### THE REQUEST
Find the word "المضمضة" in the listing; pull out each line holding it.

### SOURCE RECORDS
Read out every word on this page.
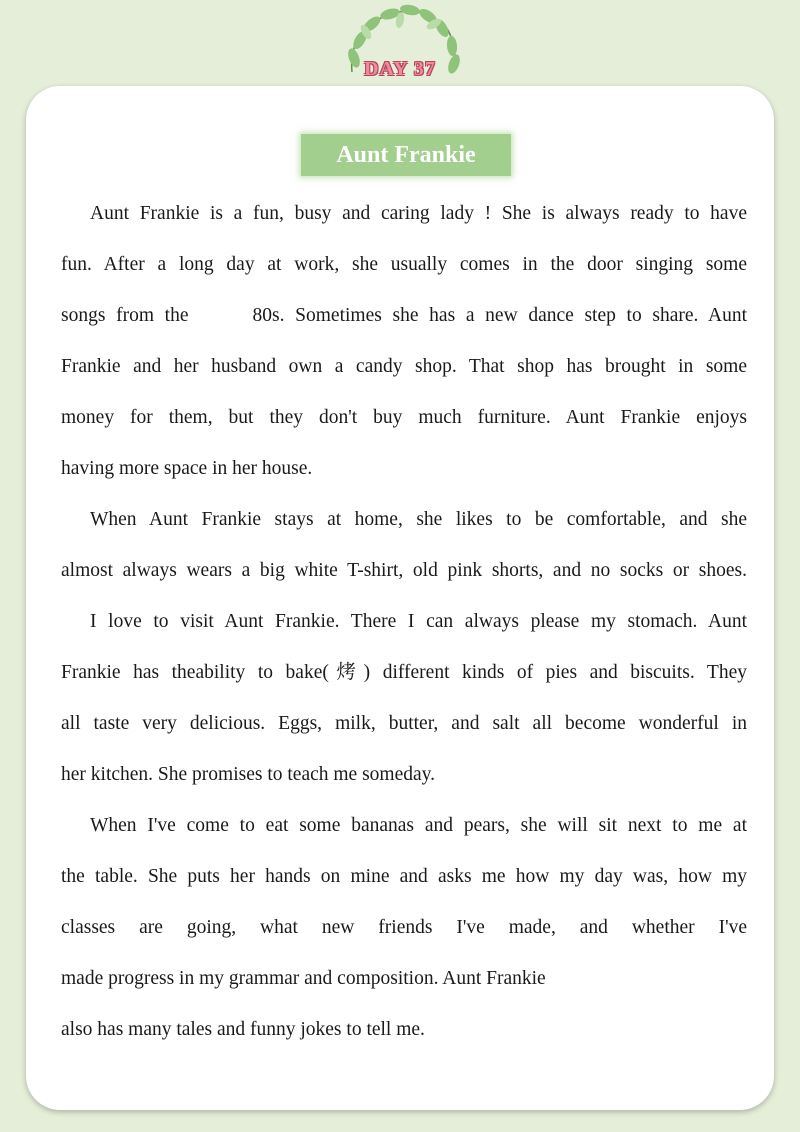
DAY 37
Aunt Frankie
Aunt Frankie is a fun, busy and caring lady ! She is always ready to have
fun. After a long day at work, she usually comes in the door singing some
songs from the      80s. Sometimes she has a new dance step to share. Aunt
Frankie and her husband own a candy shop. That shop has brought in some
money for them, but they don't buy much furniture. Aunt Frankie enjoys
having more space in her house.
When Aunt Frankie stays at home, she likes to be comfortable, and she
almost always wears a big white T-shirt, old pink shorts, and no socks or shoes.
I love to visit Aunt Frankie. There I can always please my stomach. Aunt
Frankie has theability to bake(烤) different kinds of pies and biscuits. They
all taste very delicious. Eggs, milk, butter, and salt all become wonderful in
her kitchen. She promises to teach me someday.
When I've come to eat some bananas and pears, she will sit next to me at
the table. She puts her hands on mine and asks me how my day was, how my
classes are going, what new friends I've made, and whether I've
made progress in my grammar and composition. Aunt Frankie
also has many tales and funny jokes to tell me.
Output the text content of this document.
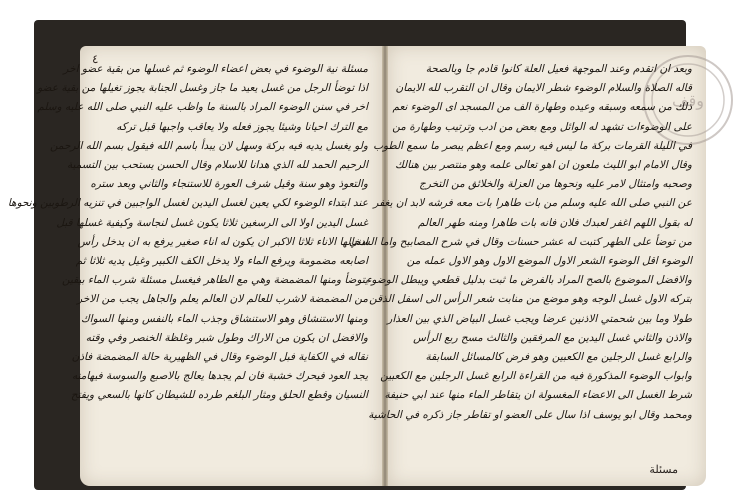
٤
مسئلة نية الوضوء في بعض اعضاء الوضوء ثم غسلها من بقية عضو اخر
اذا توضأ الرجل من غسل يعيد ما جاز وغسل الجنابة يجوز تغيلها من بقية عضو
اخر في سنن الوضوء المراد بالسنة ما واظب عليه النبي صلى الله عليه وسلم
مع الترك احيانا وشيئا يجوز فعله ولا يعاقب واجبها قبل تركه
ولو يغسل يديه فيه بركة وسهل لان يبدأ باسم الله فيقول بسم الله الرحمن
الرحيم الحمد لله الذي هدانا للاسلام وقال الحسن يستحب بين التسمية
والتعوذ وهو سنة وقيل شرف العورة للاستنجاء والثاني وبعد ستره
عند ابتداء الوضوء لكي يعين لغسل اليدين لغسل الواجبين في تنزيه الرطوبين ونحوها
غسل اليدين اولا الى الرسغين ثلاثا يكون غسل لنجاسة وكيفية غسلها قبل
ادخالها الاناء ثلاثا الاكبر ان يكون له اناء صغير يرفع به ان يدخل رأس
اصابعه مضمومة ويرفع الماء ولا يدخل الكف الكبير وغيل يديه ثلاثا ثم
يتوضأ ومنها المضمضة وهي مع الطاهر فيغسل مسئلة شرب الماء بيقين
من المضمضة لاشرب للعالم لان العالم يعلم والجاهل يجب من الاخر
ومنها الاستنشاق وهو الاستنشاق وجذب الماء بالنفس ومنها السواك
والافضل ان يكون من الاراك وطول شبر وغلظة الخنصر وفي وقته
نقاله في الكفاية فبل الوضوء وقال في الظهيرية حالة المضمضة فاذن
يجد العود فيحرك خشبة فان لم يجدها يعالج بالاصبع والسوسة فيهامنه
النسيان وقطع الحلق ومثار البلغم طرده للشيطان كانها بالسعي ويفتح
وقف
وبعد ان اتقدم وعند الموجهة فعيل العلة كانوا قادم جا وبالصحة
قاله الصلاة والسلام الوضوء شطر الايمان وقال ان التقرب لله الايمان
ذلك من سمعه وسبقه وعيده وطهارة الف من المسجد اى الوضوء نعم
على الوضوءات تشهد له الوائل ومع بعض من ادب وترتيب وطهارة من
في الليلة القرمات بركة ما ليس فيه رسم ومع اعظم يبصر ما سمع الطوب
وقال الامام ابو الليث ملعون ان اهو تعالى علمه وهو منتصر بين هنالك
وصحبه وامتثال لامر عليه ونحوها من العزلة والخلائق من التخرج
عن النبي صلى الله عليه وسلم من بات طاهرا بات معه فرشه لابد ان يغفر
له بقول اللهم اغفر لعبدك فلان فانه بات طاهرا ومنه طهر العالم
من توضأ على الطهر كتبت له عشر حسنات وقال في شرح المصابيح واما السني
الوضوء اقل الوضوء الشعر الاول الموضع الاول وهو الاول عمله من
والافضل الموضوع بالصح المراد بالفرض ما ثبت بدليل قطعي ويبطل الوضوء
بتركه الاول غسل الوجه وهو موضع من منابت شعر الرأس الى اسفل الذقن
طولا وما بين شحمتي الاذنين عرضا ويجب غسل البياض الذي بين العذار
والاذن والثاني غسل اليدين مع المرفقين والثالث مسح ربع الرأس
والرابع غسل الرجلين مع الكعبين وهو فرض كالمسائل السابقة
وابواب الوضوء المذكورة فيه من القراءة الرابع غسل الرجلين مع الكعبين
شرط الغسل الى الاعضاء المغسولة ان يتقاطر الماء منها عند ابي حنيفة
ومحمد وقال ابو يوسف اذا سال على العضو او تقاطر جاز ذكره في الحاشية
مسئلة
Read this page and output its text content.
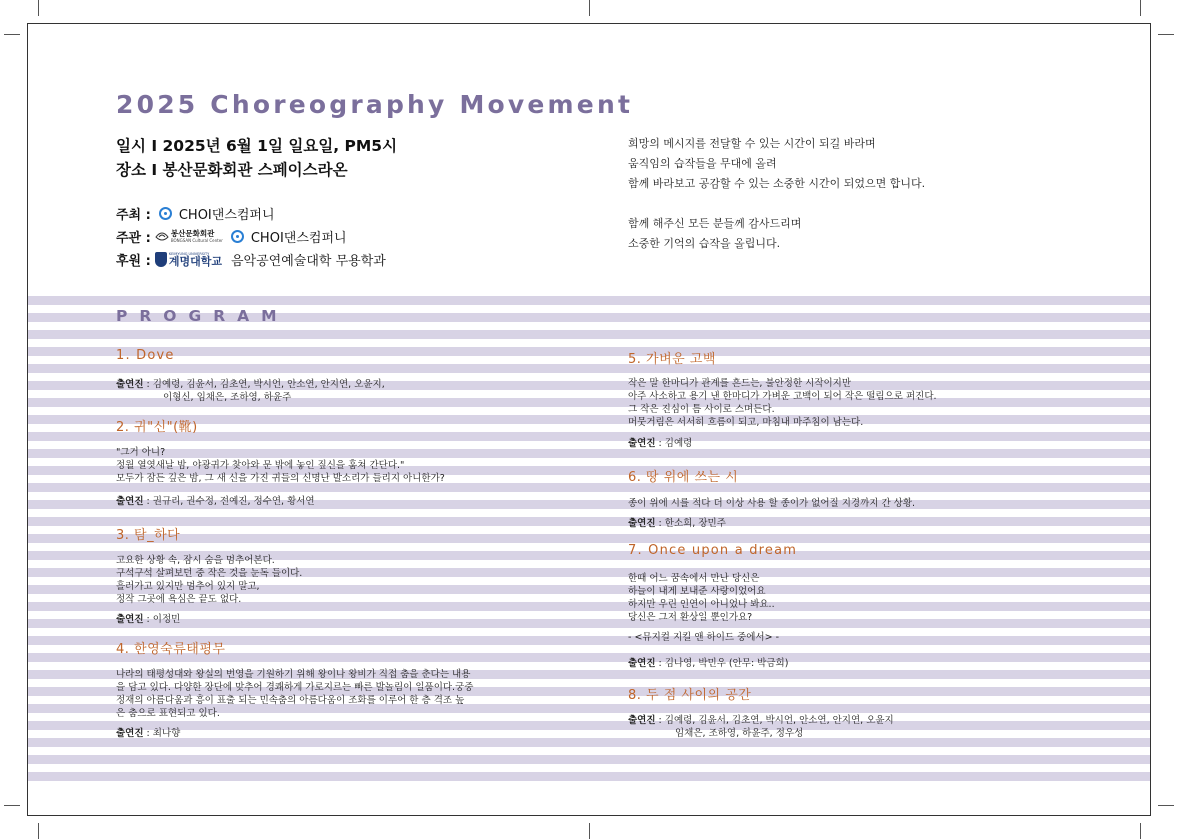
2025 Choreography Movement
일시 I 2025년 6월 1일 일요일, PM5시
장소 I 봉산문화회관 스페이스라온
주최 : CHOI댄스컴퍼니
주관 :	봉산문화회관
BONGSAN Cultural Center CHOI댄스컴퍼니
후원 :	KEIMYUNG UNIVERSITY
계명대학교 음악공연예술대학 무용학과
희망의 메시지를 전달할 수 있는 시간이 되길 바라며
움직임의 습작들을 무대에 올려
함께 바라보고 공감할 수 있는 소중한 시간이 되었으면 합니다.
함께 해주신 모든 분들께 감사드리며
소중한 기억의 습작을 올립니다.
PROGRAM
1. Dove
출연진 : 김예령, 김윤서, 김초연, 박시언, 안소연, 안지연, 오윤지,
이형신, 임채은, 조하영, 하윤주
2. 귀"신"(靴)
"그거 아니?
정월 열엿새날 밤, 야광귀가 찾아와 문 밖에 놓인 짚신을 훔쳐 간단다."
모두가 잠든 깊은 밤, 그 새 신을 가진 귀들의 신명난 발소리가 들리지 아니한가?
출연진 : 권규리, 권수정, 전예진, 정수연, 황서연
3. 탐_하다
고요한 상황 속, 잠시 숨을 멈추어본다.
구석구석 살펴보던 중 작은 것을 눈독 들이다.
흘러가고 있지만 멈추어 있지 말고,
정작 그곳에 욕심은 끝도 없다.
출연진 : 이정민
4. 한영숙류태평무
나라의 태평성대와 왕실의 번영을 기원하기 위해 왕이나 왕비가 직접 춤을 춘다는 내용
을 담고 있다. 다양한 장단에 맞추어 경쾌하게 가로지르는 빠른 발놀림이 일품이다.궁중
정재의 아름다움과 흥이 표출 되는 민속춤의 아름다움이 조화를 이루어 한 층 격조 높
은 춤으로 표현되고 있다.
출연진 : 최나향
5. 가벼운 고백
작은 말 한마디가 관계를 흔드는, 불안정한 시작이지만
아주 사소하고 용기 낸 한마디가 가벼운 고백이 되어 작은 떨림으로 퍼진다.
그 작은 진심이 틈 사이로 스며든다.
머뭇거림은 서서히 흐름이 되고, 마침내 마주침이 남는다.
출연진 : 김예령
6. 땅 위에 쓰는 시
종이 위에 시를 적다 더 이상 사용 할 종이가 없어질 지경까지 간 상황.
출연진 : 한소희, 장민주
7. Once upon a dream
한때 어느 꿈속에서 만난 당신은
하늘이 내게 보내준 사랑이었어요
하지만 우린 인연이 아니었나 봐요..
당신은 그저 환상일 뿐인가요?
- <뮤지컬 지킬 앤 하이드 중에서> -
출연진 : 김나영, 박민우 (안무: 박금희)
8. 두 점 사이의 공간
출연진 : 김예령, 김윤서, 김초연, 박시언, 안소연, 안지연, 오윤지
임채은, 조하영, 하윤주, 정우성
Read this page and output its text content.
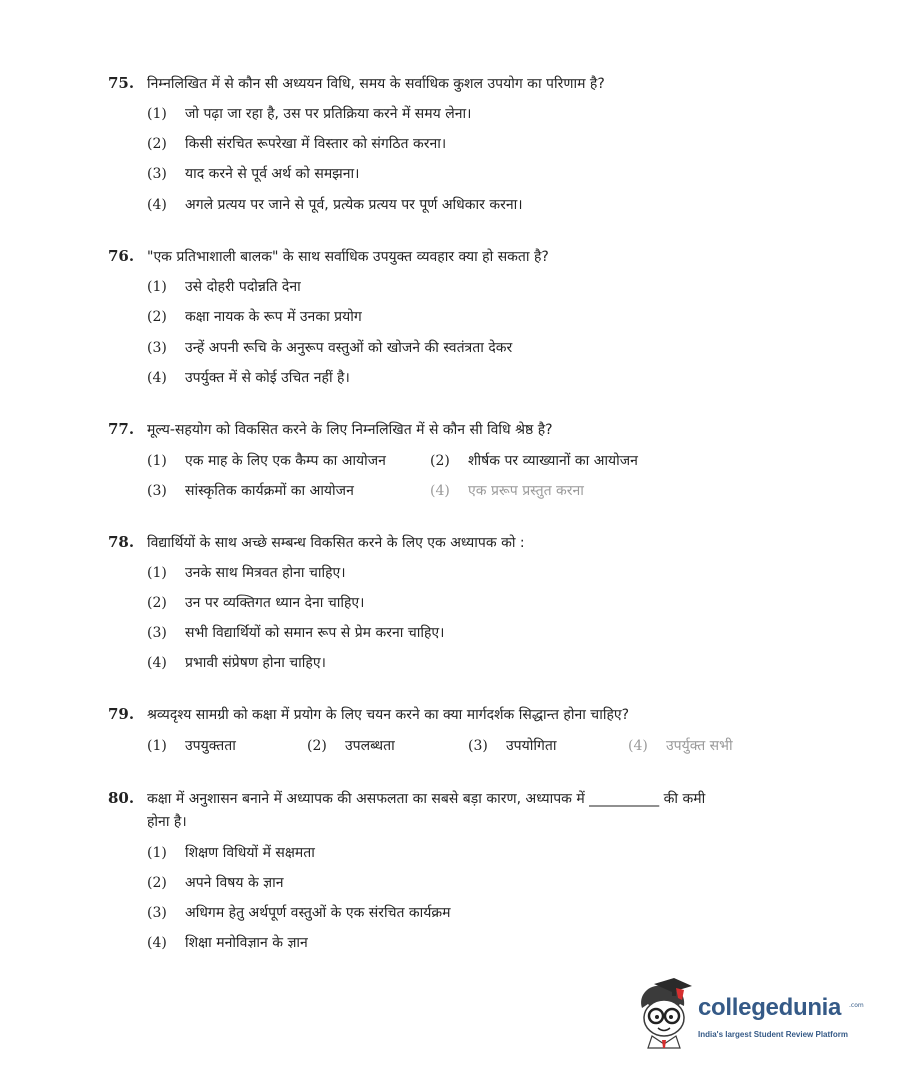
75. निम्नलिखित में से कौन सी अध्ययन विधि, समय के सर्वाधिक कुशल उपयोग का परिणाम है?
(1) जो पढ़ा जा रहा है, उस पर प्रतिक्रिया करने में समय लेना।
(2) किसी संरचित रूपरेखा में विस्तार को संगठित करना।
(3) याद करने से पूर्व अर्थ को समझना।
(4) अगले प्रत्यय पर जाने से पूर्व, प्रत्येक प्रत्यय पर पूर्ण अधिकार करना।
76. "एक प्रतिभाशाली बालक" के साथ सर्वाधिक उपयुक्त व्यवहार क्या हो सकता है?
(1) उसे दोहरी पदोन्नति देना
(2) कक्षा नायक के रूप में उनका प्रयोग
(3) उन्हें अपनी रूचि के अनुरूप वस्तुओं को खोजने की स्वतंत्रता देकर
(4) उपर्युक्त में से कोई उचित नहीं है।
77. मूल्य-सहयोग को विकसित करने के लिए निम्नलिखित में से कौन सी विधि श्रेष्ठ है?
(1) एक माह के लिए एक कैम्प का आयोजन	(2) शीर्षक पर व्याख्यानों का आयोजन
(3) सांस्कृतिक कार्यक्रमों का आयोजन	(4) एक प्ररूप प्रस्तुत करना
78. विद्यार्थियों के साथ अच्छे सम्बन्ध विकसित करने के लिए एक अध्यापक को :
(1) उनके साथ मित्रवत होना चाहिए।
(2) उन पर व्यक्तिगत ध्यान देना चाहिए।
(3) सभी विद्यार्थियों को समान रूप से प्रेम करना चाहिए।
(4) प्रभावी संप्रेषण होना चाहिए।
79. श्रव्यदृश्य सामग्री को कक्षा में प्रयोग के लिए चयन करने का क्या मार्गदर्शक सिद्धान्त होना चाहिए?
(1) उपयुक्तता	(2) उपलब्धता	(3) उपयोगिता	(4) उपर्युक्त सभी
80. कक्षा में अनुशासन बनाने में अध्यापक की असफलता का सबसे बड़ा कारण, अध्यापक में __________ की कमी
होना है।
(1) शिक्षण विधियों में सक्षमता
(2) अपने विषय के ज्ञान
(3) अधिगम हेतु अर्थपूर्ण वस्तुओं के एक संरचित कार्यक्रम
(4) शिक्षा मनोविज्ञान के ज्ञान
collegedunia .com
India's largest Student Review Platform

### OUTPUT OF THE TASK
يتوضأ ومنها المضمضة وهي مع الطاهر فيغسل مسئلة شرب الماء بيقين
من المضمضة لاشرب للعالم لان العالم يعلم والجاهل يجب من الاخر
نقاله في الكفاية فبل الوضوء وقال في الظهيرية حالة المضمضة فاذن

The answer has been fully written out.